== Description of the task ==
Go through the data below. List every line that holds the word "into".

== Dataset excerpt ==

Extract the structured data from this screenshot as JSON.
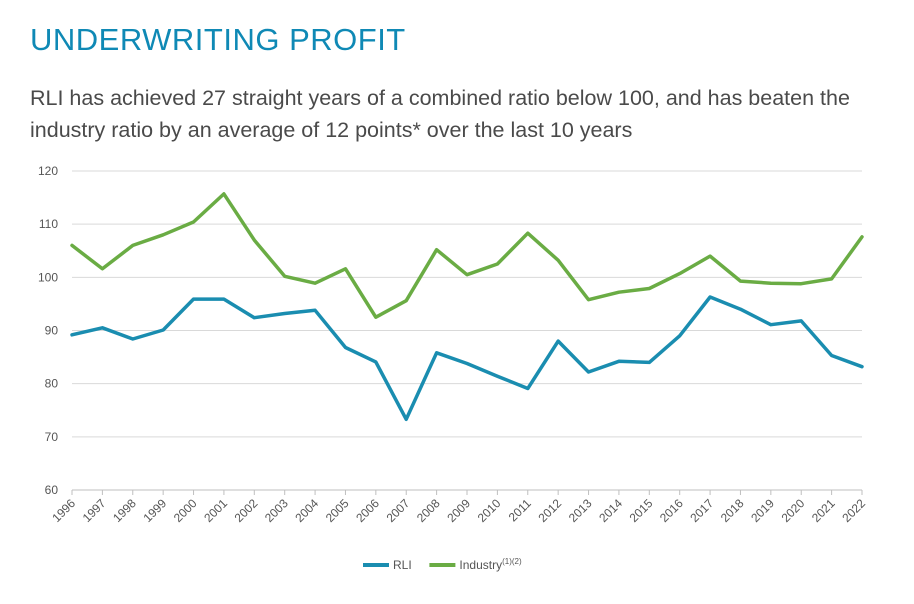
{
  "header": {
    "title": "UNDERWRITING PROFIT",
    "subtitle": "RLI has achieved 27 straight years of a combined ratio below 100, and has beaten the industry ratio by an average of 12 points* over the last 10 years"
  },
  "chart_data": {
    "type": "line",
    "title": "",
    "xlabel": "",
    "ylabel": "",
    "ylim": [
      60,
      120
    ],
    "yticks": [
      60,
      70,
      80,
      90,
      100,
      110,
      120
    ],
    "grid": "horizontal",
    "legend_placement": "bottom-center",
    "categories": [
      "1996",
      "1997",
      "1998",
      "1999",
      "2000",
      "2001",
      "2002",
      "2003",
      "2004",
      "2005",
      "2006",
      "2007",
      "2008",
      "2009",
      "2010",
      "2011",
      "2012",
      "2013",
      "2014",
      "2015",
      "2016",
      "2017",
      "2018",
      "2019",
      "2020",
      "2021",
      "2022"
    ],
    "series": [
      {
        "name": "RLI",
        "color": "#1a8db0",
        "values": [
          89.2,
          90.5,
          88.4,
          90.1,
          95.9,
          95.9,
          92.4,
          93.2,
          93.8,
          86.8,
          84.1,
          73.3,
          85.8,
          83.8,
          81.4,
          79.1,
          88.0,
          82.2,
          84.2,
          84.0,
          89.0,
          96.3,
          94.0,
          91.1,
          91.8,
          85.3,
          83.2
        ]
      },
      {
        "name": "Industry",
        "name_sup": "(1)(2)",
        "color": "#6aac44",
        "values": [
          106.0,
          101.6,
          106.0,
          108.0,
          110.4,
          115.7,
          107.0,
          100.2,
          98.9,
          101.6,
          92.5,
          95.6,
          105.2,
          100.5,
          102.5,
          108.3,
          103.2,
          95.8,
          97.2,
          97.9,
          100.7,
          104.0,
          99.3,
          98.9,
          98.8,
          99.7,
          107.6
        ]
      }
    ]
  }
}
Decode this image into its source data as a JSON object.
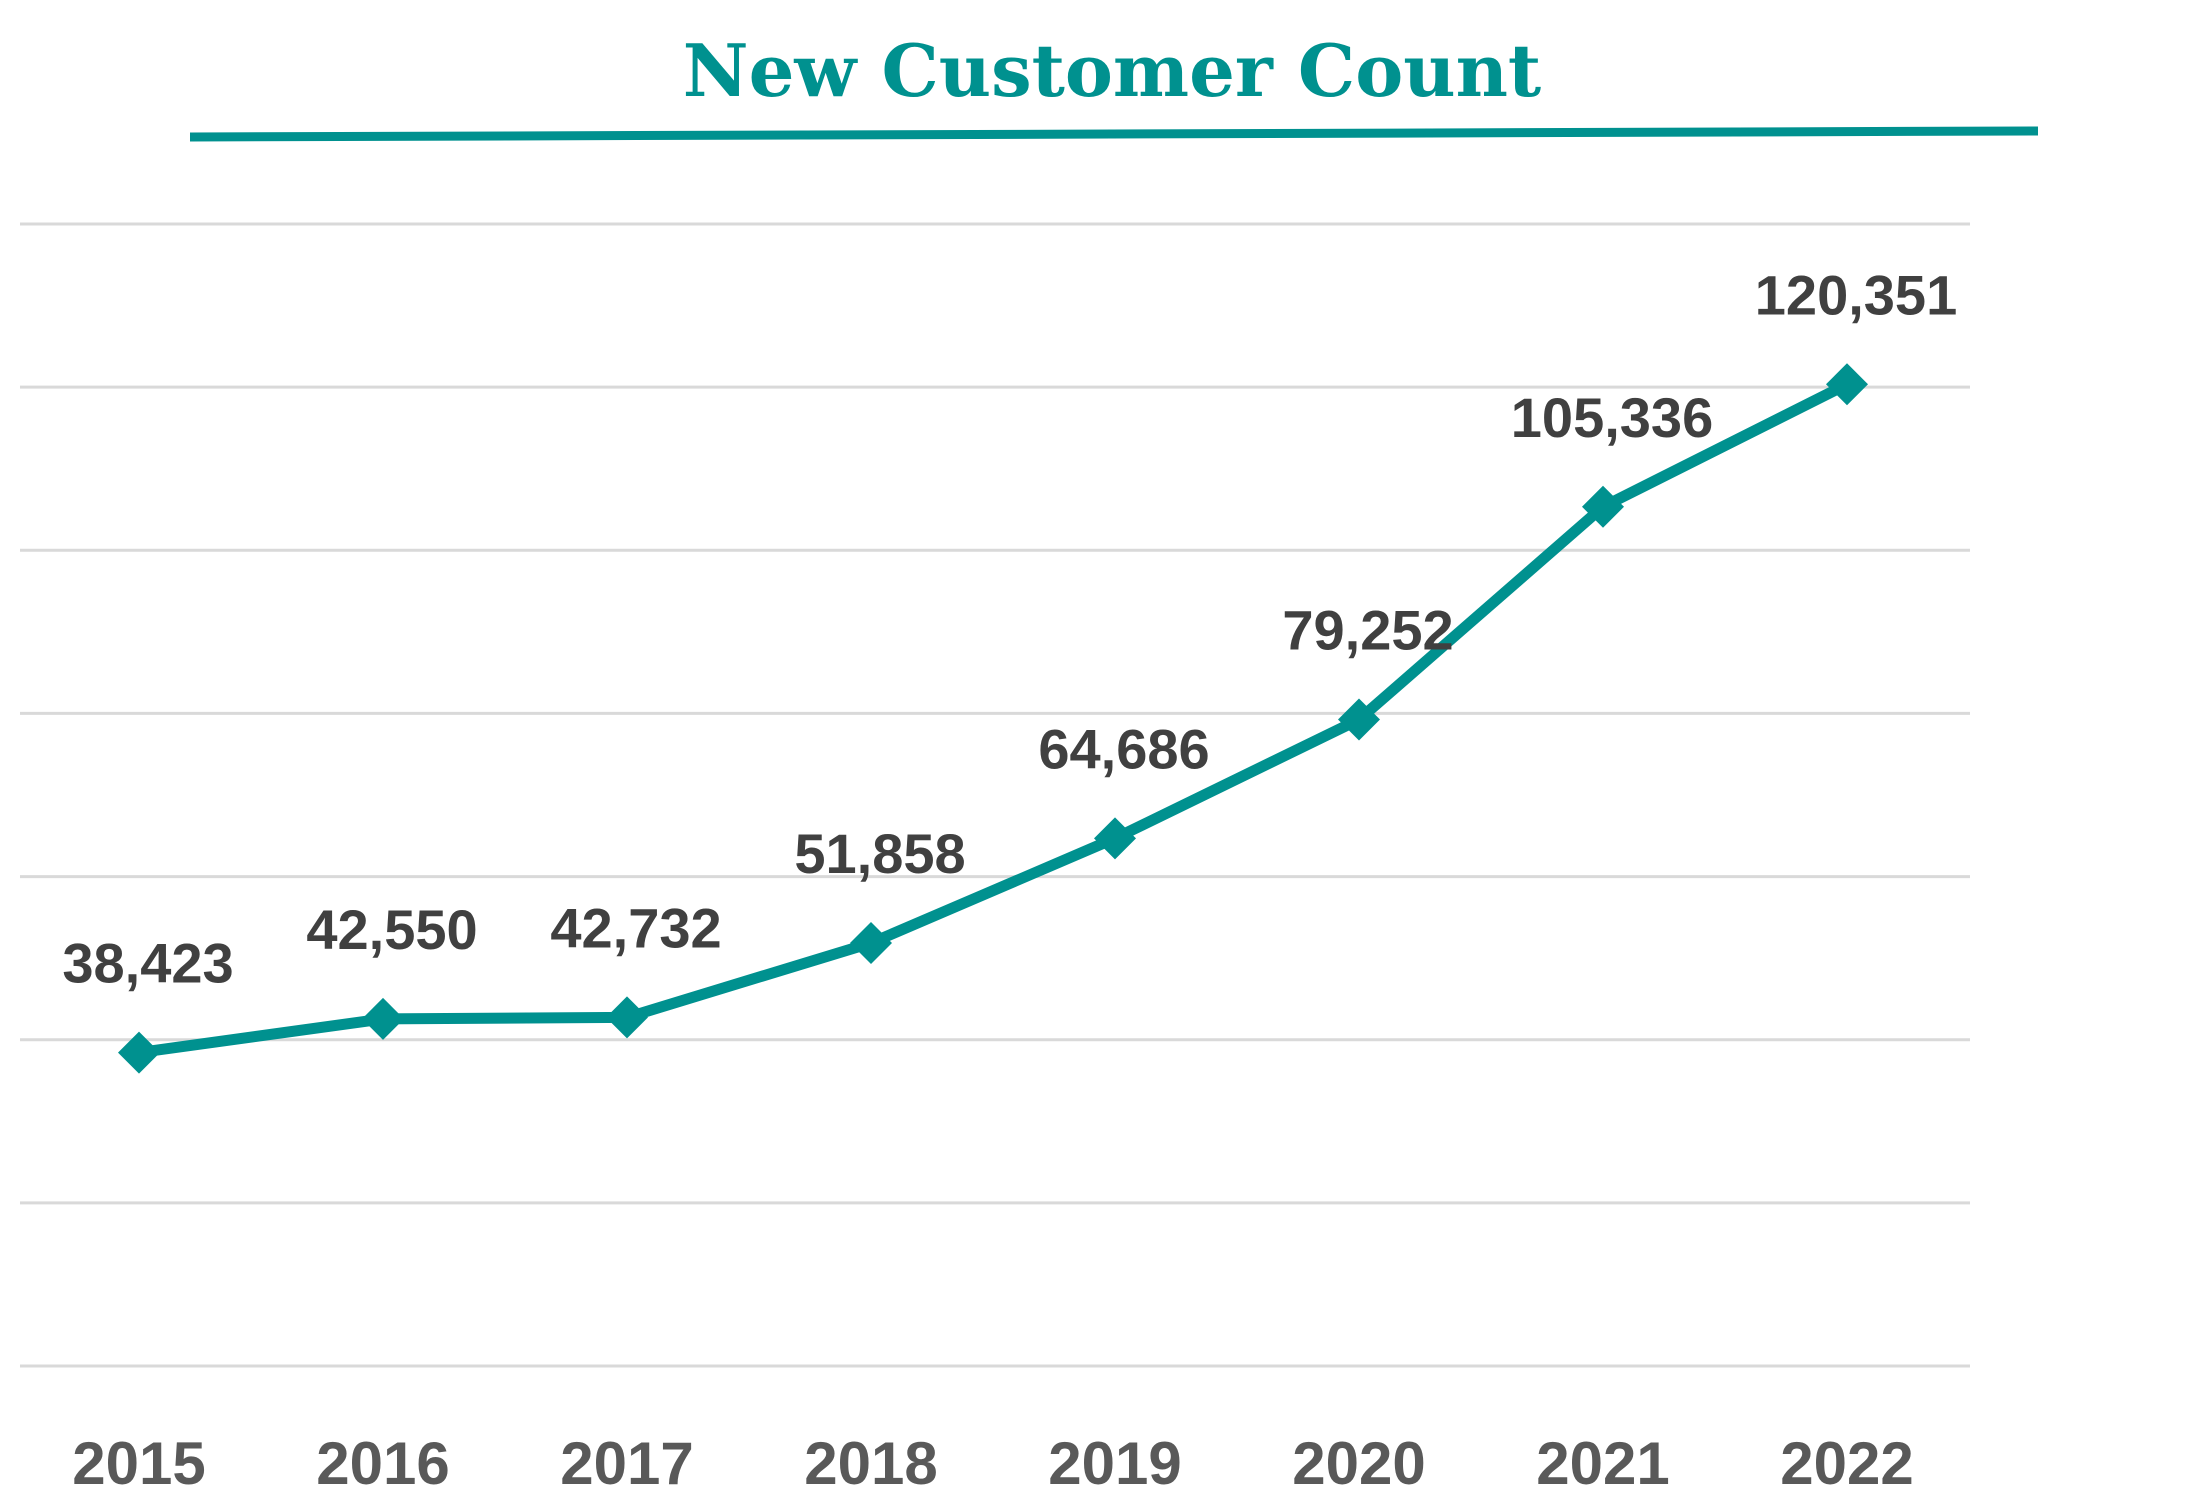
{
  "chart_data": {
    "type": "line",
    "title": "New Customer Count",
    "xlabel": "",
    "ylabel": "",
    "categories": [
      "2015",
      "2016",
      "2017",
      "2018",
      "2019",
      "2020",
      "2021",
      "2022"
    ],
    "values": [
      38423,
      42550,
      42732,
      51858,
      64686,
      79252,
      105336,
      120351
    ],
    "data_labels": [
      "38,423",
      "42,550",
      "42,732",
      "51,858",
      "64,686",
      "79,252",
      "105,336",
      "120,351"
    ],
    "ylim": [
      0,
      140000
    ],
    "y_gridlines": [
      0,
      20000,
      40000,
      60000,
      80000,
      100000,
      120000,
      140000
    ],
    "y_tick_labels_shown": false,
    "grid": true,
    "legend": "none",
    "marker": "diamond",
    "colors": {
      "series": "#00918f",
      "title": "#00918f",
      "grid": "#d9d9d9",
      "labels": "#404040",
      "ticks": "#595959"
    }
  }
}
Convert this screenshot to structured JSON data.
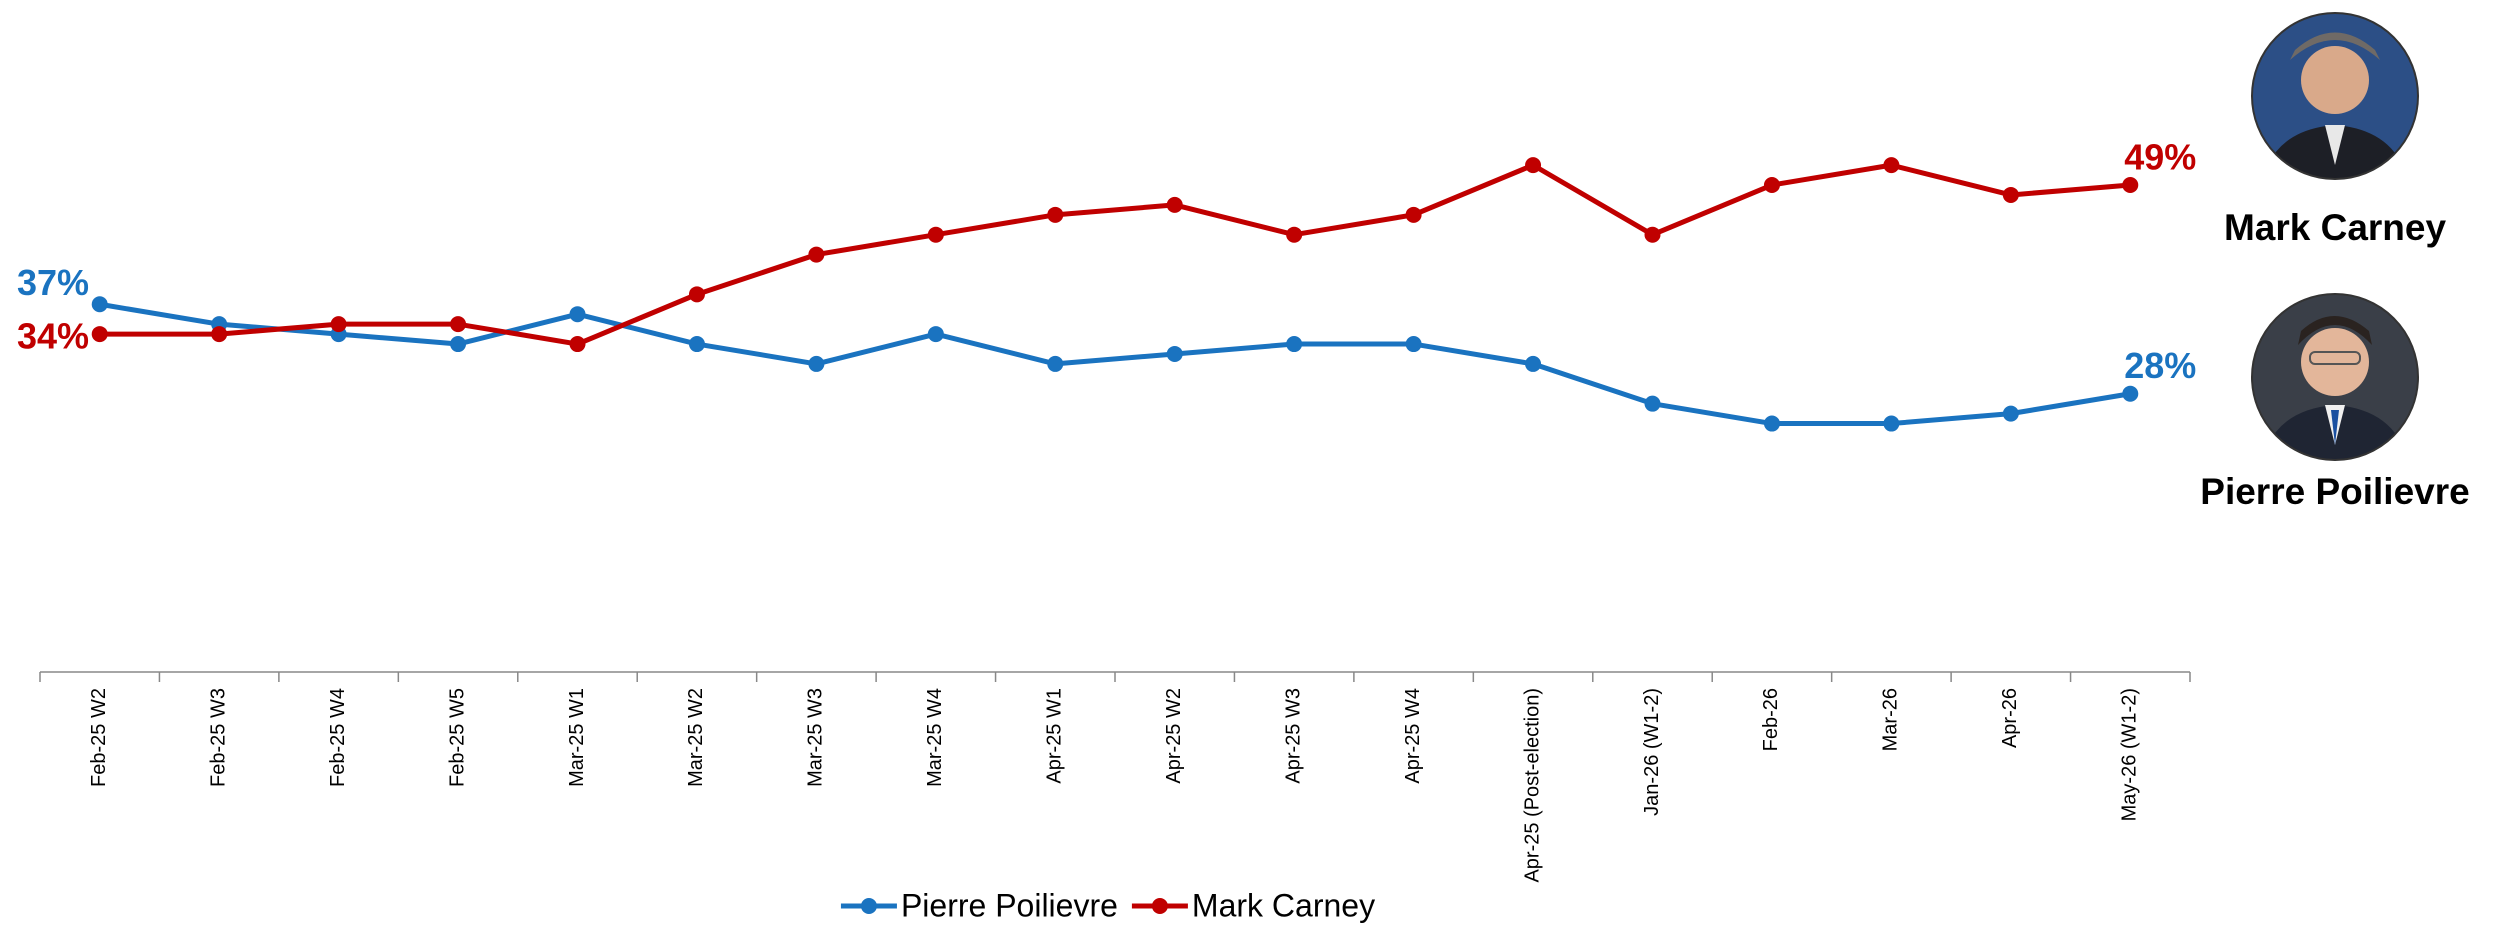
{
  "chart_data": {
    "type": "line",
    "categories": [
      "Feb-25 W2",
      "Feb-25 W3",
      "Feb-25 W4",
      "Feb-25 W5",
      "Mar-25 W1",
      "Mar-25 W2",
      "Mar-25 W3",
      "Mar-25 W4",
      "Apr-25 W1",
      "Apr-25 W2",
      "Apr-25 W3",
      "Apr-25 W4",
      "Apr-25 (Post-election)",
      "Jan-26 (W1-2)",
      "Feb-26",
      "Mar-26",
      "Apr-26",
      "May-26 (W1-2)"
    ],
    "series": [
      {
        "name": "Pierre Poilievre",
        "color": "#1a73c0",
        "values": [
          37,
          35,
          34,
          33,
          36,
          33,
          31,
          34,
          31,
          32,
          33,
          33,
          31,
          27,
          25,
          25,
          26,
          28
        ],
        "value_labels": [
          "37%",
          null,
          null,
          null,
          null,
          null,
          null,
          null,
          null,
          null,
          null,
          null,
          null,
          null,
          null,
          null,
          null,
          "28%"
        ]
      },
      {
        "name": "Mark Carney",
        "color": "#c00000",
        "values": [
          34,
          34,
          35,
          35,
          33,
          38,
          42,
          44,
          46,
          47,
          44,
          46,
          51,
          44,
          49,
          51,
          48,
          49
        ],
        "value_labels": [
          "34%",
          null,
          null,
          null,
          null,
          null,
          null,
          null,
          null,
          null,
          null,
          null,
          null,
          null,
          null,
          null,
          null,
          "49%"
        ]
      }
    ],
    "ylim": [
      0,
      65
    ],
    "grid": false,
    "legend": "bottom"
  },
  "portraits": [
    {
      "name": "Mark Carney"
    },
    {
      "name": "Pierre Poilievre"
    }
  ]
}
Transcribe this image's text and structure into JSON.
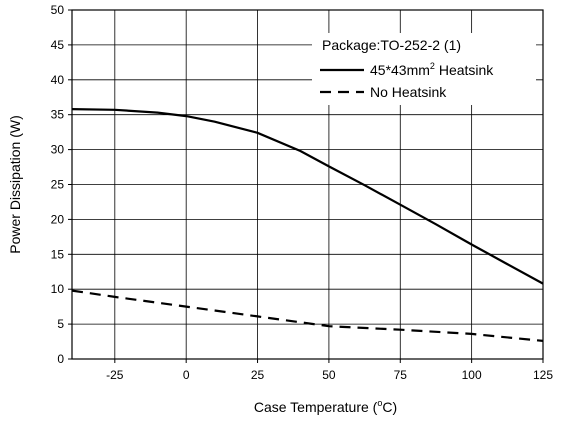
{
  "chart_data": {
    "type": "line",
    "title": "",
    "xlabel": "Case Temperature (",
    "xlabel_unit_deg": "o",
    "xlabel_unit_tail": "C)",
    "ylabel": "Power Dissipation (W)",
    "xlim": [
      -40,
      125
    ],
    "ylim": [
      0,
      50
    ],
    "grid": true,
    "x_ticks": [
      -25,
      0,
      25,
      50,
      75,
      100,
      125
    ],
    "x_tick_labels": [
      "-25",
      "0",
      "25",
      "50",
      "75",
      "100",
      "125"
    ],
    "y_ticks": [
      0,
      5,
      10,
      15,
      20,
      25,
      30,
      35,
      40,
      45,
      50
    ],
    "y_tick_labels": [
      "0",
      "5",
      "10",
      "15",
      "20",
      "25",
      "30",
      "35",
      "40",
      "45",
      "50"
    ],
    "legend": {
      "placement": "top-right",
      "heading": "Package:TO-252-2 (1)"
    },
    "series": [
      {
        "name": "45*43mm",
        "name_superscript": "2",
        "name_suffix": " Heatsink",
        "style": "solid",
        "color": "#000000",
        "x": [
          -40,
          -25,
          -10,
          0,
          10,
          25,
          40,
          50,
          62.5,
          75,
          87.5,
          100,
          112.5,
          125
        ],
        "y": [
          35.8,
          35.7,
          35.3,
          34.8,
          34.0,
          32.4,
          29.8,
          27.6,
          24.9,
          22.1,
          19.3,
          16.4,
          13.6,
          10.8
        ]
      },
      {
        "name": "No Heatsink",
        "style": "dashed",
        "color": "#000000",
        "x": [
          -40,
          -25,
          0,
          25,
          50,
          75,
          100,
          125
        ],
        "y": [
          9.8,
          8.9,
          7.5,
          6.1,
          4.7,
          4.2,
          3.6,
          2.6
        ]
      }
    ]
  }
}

== Result of this exercise ==
Decode this image into its source data as a JSON object.
Transcribe this image's text and structure into JSON.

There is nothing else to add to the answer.